(Extracted records)
·····

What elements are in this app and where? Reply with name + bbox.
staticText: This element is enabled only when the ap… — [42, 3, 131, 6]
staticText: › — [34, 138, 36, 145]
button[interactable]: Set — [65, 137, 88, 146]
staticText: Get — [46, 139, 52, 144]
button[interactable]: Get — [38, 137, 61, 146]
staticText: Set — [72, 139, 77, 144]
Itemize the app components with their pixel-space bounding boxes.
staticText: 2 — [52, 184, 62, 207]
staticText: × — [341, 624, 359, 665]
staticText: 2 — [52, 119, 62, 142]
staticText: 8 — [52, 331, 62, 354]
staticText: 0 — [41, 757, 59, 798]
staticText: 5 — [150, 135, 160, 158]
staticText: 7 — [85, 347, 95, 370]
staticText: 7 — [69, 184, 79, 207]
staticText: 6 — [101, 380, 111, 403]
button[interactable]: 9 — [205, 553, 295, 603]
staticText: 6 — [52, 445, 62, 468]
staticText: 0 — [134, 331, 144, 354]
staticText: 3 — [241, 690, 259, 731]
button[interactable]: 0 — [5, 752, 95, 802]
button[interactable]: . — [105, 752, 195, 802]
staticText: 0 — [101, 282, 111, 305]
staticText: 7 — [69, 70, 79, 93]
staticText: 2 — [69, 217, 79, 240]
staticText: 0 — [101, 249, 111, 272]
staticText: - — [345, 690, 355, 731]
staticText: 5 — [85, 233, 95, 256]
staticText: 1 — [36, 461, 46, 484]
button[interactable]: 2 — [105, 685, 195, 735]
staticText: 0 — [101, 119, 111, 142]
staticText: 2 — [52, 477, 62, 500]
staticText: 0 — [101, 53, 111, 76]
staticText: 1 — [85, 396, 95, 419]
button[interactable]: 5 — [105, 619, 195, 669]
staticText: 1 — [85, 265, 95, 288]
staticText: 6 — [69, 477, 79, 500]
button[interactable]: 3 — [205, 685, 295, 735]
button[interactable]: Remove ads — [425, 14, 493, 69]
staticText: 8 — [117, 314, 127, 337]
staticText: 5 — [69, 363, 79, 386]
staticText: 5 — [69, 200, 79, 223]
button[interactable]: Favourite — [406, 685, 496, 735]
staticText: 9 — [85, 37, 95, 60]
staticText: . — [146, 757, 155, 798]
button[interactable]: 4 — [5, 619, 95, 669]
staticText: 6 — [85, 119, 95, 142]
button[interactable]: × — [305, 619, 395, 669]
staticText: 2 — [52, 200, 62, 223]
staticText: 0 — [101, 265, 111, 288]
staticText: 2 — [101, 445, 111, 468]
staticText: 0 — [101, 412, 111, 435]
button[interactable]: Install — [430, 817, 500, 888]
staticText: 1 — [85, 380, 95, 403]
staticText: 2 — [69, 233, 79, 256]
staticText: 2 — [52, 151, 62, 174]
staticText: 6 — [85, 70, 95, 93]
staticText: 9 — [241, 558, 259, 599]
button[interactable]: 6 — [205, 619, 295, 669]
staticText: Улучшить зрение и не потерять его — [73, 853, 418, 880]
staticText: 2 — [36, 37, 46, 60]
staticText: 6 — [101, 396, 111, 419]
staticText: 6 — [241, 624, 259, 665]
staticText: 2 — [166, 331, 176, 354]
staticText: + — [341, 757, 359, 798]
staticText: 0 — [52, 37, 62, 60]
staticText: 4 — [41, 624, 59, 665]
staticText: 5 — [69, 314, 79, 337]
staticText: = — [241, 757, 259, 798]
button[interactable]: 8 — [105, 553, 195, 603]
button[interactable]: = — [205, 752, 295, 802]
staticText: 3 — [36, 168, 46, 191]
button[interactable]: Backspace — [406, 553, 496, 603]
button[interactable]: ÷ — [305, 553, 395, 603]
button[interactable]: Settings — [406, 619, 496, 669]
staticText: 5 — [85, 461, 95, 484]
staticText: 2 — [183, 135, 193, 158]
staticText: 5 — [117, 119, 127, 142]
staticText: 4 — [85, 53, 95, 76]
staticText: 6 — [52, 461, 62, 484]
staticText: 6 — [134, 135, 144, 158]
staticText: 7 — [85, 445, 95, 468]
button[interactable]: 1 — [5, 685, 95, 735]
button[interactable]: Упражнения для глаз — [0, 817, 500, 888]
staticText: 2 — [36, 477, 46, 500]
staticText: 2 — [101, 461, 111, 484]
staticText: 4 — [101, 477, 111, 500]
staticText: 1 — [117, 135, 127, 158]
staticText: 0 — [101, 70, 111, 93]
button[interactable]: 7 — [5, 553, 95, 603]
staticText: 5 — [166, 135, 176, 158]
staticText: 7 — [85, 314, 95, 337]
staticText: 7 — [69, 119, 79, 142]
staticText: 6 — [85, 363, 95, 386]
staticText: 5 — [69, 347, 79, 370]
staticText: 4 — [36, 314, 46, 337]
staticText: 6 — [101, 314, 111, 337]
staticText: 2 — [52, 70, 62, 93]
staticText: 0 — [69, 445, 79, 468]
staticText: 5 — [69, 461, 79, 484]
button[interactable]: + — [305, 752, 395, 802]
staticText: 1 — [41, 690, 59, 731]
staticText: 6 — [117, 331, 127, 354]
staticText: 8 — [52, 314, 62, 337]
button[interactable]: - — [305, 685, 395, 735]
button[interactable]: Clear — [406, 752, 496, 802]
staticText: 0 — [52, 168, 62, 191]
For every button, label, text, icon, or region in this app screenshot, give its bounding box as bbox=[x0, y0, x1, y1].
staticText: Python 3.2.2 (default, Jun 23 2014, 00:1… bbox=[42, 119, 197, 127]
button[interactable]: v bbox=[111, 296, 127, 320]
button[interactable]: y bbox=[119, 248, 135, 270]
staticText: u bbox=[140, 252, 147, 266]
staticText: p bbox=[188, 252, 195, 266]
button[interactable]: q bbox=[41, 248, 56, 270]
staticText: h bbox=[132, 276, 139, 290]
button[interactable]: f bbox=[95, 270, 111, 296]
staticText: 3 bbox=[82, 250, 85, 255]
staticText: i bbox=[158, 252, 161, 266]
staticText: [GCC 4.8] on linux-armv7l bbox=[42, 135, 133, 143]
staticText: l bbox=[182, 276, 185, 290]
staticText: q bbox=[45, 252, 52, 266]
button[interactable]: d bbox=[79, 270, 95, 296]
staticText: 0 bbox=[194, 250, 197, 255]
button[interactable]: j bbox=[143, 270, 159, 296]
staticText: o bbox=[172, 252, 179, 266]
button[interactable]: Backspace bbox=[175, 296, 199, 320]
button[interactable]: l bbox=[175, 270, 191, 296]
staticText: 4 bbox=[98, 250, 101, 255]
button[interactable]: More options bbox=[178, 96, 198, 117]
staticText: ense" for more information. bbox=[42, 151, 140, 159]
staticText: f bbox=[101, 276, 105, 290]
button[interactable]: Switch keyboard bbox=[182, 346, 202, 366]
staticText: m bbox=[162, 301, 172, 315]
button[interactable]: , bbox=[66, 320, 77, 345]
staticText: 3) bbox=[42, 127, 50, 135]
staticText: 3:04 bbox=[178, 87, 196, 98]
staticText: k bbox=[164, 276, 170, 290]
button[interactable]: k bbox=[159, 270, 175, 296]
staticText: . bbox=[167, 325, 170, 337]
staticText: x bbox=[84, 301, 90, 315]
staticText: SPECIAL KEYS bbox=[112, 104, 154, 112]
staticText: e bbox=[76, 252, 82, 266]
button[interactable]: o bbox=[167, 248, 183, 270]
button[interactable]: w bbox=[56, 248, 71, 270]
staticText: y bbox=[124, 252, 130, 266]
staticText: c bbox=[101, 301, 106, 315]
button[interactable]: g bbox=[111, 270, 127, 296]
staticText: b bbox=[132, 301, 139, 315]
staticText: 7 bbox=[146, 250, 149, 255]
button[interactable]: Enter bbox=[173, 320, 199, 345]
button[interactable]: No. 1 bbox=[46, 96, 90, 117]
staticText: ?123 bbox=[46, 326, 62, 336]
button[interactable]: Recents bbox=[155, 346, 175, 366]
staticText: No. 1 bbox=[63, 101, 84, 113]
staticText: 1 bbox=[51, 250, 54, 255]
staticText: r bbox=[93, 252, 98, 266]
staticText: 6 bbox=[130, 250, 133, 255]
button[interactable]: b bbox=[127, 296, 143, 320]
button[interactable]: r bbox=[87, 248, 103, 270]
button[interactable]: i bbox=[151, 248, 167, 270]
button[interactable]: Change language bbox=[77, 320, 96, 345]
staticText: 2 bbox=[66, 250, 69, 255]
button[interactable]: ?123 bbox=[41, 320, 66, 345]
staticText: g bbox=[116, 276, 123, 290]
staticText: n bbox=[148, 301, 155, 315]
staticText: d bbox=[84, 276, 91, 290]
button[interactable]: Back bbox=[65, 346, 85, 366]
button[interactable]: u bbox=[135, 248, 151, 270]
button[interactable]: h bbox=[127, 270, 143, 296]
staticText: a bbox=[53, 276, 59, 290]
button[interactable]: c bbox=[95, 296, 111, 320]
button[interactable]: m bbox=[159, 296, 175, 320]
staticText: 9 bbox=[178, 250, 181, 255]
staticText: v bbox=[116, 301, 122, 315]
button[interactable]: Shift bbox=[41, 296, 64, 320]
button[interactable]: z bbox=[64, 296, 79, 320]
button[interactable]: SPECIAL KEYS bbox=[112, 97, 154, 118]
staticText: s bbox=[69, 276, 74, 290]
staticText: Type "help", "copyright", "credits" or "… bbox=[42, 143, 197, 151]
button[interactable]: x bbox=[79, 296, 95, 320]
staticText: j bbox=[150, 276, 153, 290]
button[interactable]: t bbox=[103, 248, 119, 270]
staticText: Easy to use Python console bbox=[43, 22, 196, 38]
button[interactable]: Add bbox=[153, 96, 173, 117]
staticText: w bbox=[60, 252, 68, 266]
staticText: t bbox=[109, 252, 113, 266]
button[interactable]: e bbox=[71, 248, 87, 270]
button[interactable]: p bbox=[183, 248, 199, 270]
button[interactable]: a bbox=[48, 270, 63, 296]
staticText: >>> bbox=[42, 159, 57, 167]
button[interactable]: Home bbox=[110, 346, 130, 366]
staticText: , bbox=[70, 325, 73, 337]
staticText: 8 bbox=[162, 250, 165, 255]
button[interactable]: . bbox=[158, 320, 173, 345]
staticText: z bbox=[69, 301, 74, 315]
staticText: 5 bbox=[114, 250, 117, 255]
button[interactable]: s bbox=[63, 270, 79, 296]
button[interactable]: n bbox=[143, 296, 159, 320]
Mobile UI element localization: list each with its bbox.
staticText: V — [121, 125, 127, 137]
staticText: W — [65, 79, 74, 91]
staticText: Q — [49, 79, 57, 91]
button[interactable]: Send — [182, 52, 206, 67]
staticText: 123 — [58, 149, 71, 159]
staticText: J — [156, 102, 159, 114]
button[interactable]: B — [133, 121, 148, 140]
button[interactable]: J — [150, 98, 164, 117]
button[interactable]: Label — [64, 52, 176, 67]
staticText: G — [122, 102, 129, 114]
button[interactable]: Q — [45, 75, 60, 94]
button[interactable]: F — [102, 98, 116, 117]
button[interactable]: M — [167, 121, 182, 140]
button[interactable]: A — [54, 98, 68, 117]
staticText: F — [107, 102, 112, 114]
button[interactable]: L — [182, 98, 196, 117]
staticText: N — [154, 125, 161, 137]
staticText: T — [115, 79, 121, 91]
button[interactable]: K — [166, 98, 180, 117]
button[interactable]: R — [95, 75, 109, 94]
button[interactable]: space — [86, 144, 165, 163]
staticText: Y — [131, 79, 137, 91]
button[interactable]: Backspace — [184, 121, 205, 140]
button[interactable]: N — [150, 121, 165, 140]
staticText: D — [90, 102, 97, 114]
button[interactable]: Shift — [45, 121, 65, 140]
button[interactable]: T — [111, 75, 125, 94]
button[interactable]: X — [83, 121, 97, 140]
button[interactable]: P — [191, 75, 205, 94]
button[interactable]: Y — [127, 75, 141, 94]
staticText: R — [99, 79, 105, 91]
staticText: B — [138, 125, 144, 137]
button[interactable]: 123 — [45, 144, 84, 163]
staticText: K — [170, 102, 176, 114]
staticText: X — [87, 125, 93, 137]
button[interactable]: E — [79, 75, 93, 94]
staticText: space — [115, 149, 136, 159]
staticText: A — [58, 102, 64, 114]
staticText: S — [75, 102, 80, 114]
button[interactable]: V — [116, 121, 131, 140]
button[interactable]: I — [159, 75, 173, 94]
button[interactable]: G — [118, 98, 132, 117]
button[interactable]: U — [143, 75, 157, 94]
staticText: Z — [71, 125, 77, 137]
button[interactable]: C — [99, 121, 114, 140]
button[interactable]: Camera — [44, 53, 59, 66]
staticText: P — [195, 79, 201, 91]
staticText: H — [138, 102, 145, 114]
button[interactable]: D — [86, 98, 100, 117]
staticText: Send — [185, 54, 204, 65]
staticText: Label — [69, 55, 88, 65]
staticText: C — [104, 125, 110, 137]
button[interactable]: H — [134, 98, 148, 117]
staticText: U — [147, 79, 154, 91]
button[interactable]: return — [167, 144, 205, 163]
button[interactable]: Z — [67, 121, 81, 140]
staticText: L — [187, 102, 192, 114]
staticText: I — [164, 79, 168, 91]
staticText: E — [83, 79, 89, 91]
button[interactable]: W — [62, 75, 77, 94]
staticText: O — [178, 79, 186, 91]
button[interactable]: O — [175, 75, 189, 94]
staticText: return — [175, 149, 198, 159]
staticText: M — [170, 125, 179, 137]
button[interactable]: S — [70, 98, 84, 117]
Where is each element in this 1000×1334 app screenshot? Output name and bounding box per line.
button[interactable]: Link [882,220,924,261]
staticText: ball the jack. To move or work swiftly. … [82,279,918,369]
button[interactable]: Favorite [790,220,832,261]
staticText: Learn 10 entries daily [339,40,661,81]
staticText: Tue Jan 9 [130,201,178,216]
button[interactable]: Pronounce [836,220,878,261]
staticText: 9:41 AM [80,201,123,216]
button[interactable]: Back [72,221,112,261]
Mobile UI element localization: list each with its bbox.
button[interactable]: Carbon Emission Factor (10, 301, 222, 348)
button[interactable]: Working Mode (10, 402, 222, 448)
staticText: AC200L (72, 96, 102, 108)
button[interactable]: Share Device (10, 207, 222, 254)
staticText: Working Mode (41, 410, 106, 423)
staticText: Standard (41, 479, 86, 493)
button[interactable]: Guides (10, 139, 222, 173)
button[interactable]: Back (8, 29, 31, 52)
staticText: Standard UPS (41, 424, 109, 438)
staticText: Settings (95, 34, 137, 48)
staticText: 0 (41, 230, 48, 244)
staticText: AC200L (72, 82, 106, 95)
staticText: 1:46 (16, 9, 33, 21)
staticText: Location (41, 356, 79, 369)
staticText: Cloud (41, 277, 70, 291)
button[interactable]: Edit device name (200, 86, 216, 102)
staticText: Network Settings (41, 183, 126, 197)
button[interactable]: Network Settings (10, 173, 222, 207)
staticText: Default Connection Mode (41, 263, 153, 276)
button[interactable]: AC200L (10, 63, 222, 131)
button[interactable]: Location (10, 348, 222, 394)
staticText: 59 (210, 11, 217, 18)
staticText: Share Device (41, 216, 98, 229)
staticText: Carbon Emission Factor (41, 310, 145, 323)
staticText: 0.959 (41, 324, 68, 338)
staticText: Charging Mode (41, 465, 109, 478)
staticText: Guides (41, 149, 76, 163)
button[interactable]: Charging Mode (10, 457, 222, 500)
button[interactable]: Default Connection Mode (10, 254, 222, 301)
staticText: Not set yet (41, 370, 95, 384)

·····

§ What you are asked to do
Reproduce the lines of the entries above, starting with the first line of the entries and continuing through the line that contains "staticText: . — [146, 757, 155, 798]".

§ Exercise answer
What elements are in this app and where? Reply with name + bbox.
staticText: This element is enabled only when the ap… — [42, 3, 131, 6]
staticText: › — [34, 138, 36, 145]
button[interactable]: Set — [65, 137, 88, 146]
staticText: Get — [46, 139, 52, 144]
button[interactable]: Get — [38, 137, 61, 146]
staticText: Set — [72, 139, 77, 144]
Itemize the app components with their pixel-space bounding boxes.
staticText: 2 — [52, 184, 62, 207]
staticText: × — [341, 624, 359, 665]
staticText: 2 — [52, 119, 62, 142]
staticText: 8 — [52, 331, 62, 354]
staticText: 0 — [41, 757, 59, 798]
staticText: 5 — [150, 135, 160, 158]
staticText: 7 — [85, 347, 95, 370]
staticText: 7 — [69, 184, 79, 207]
staticText: 6 — [101, 380, 111, 403]
button[interactable]: 9 — [205, 553, 295, 603]
staticText: 6 — [52, 445, 62, 468]
staticText: 0 — [134, 331, 144, 354]
staticText: 3 — [241, 690, 259, 731]
button[interactable]: 0 — [5, 752, 95, 802]
button[interactable]: . — [105, 752, 195, 802]
staticText: 0 — [101, 282, 111, 305]
staticText: 7 — [69, 70, 79, 93]
staticText: 2 — [69, 217, 79, 240]
staticText: 0 — [101, 249, 111, 272]
staticText: - — [345, 690, 355, 731]
staticText: 5 — [85, 233, 95, 256]
staticText: 1 — [36, 461, 46, 484]
button[interactable]: 2 — [105, 685, 195, 735]
staticText: 0 — [101, 119, 111, 142]
staticText: 2 — [52, 477, 62, 500]
staticText: 0 — [101, 53, 111, 76]
staticText: 1 — [85, 396, 95, 419]
button[interactable]: 5 — [105, 619, 195, 669]
staticText: 1 — [85, 265, 95, 288]
staticText: 6 — [69, 477, 79, 500]
button[interactable]: 3 — [205, 685, 295, 735]
button[interactable]: Remove ads — [425, 14, 493, 69]
staticText: 8 — [117, 314, 127, 337]
staticText: 5 — [69, 363, 79, 386]
staticText: 5 — [69, 200, 79, 223]
button[interactable]: Favourite — [406, 685, 496, 735]
staticText: 9 — [85, 37, 95, 60]
staticText: . — [146, 757, 155, 798]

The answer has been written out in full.